_Dataset rows_
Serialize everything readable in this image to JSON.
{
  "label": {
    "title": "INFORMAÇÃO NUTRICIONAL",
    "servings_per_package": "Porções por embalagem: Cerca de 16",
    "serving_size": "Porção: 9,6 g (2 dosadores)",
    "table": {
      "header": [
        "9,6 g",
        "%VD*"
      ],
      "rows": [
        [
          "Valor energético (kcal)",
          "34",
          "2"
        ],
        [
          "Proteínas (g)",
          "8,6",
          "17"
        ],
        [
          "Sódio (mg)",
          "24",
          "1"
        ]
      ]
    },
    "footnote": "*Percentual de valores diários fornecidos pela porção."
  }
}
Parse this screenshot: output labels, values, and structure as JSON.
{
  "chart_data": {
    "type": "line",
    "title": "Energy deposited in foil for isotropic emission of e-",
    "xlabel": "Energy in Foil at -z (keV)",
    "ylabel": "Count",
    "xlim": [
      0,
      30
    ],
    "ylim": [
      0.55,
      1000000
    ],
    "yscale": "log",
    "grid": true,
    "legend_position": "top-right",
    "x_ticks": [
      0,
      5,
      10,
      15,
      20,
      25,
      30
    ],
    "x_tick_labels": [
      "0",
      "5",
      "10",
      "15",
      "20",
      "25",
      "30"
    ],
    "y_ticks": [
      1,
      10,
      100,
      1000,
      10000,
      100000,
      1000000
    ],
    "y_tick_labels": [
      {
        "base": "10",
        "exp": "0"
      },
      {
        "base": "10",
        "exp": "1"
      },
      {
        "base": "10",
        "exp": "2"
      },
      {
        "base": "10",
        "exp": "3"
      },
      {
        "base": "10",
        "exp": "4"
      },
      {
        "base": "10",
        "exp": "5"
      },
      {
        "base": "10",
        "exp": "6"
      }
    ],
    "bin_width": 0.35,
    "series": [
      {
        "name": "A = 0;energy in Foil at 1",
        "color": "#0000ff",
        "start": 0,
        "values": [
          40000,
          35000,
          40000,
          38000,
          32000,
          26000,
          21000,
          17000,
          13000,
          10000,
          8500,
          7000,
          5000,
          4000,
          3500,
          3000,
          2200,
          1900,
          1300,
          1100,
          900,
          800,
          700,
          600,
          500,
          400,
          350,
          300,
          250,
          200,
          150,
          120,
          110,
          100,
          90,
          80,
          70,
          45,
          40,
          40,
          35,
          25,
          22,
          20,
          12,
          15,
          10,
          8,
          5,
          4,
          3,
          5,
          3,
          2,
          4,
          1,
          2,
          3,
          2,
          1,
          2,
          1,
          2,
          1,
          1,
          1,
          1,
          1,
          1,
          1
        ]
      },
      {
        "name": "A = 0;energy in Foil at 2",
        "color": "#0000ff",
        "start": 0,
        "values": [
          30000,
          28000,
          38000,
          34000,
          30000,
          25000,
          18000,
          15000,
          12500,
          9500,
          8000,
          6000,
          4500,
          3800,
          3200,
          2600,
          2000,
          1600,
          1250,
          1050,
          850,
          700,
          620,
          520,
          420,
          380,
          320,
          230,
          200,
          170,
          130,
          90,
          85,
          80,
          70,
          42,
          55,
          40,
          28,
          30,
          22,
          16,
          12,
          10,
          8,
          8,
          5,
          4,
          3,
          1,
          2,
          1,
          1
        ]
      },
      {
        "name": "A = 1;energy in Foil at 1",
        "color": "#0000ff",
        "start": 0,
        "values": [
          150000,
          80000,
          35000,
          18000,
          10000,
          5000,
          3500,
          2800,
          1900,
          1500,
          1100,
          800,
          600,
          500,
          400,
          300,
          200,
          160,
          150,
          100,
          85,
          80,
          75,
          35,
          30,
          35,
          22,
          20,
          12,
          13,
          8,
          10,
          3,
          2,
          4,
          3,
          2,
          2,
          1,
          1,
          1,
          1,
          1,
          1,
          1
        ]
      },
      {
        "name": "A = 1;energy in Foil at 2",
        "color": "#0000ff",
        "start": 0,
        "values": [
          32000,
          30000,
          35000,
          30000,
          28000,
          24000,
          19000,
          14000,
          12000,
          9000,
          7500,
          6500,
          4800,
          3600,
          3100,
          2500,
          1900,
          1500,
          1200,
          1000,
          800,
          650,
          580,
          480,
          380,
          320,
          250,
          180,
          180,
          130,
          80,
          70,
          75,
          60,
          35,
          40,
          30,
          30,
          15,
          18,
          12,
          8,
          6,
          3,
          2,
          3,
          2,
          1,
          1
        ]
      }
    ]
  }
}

_Set problem_
Give the count of lines in the data shown above that contain "title", and nothing else.

_Result_
2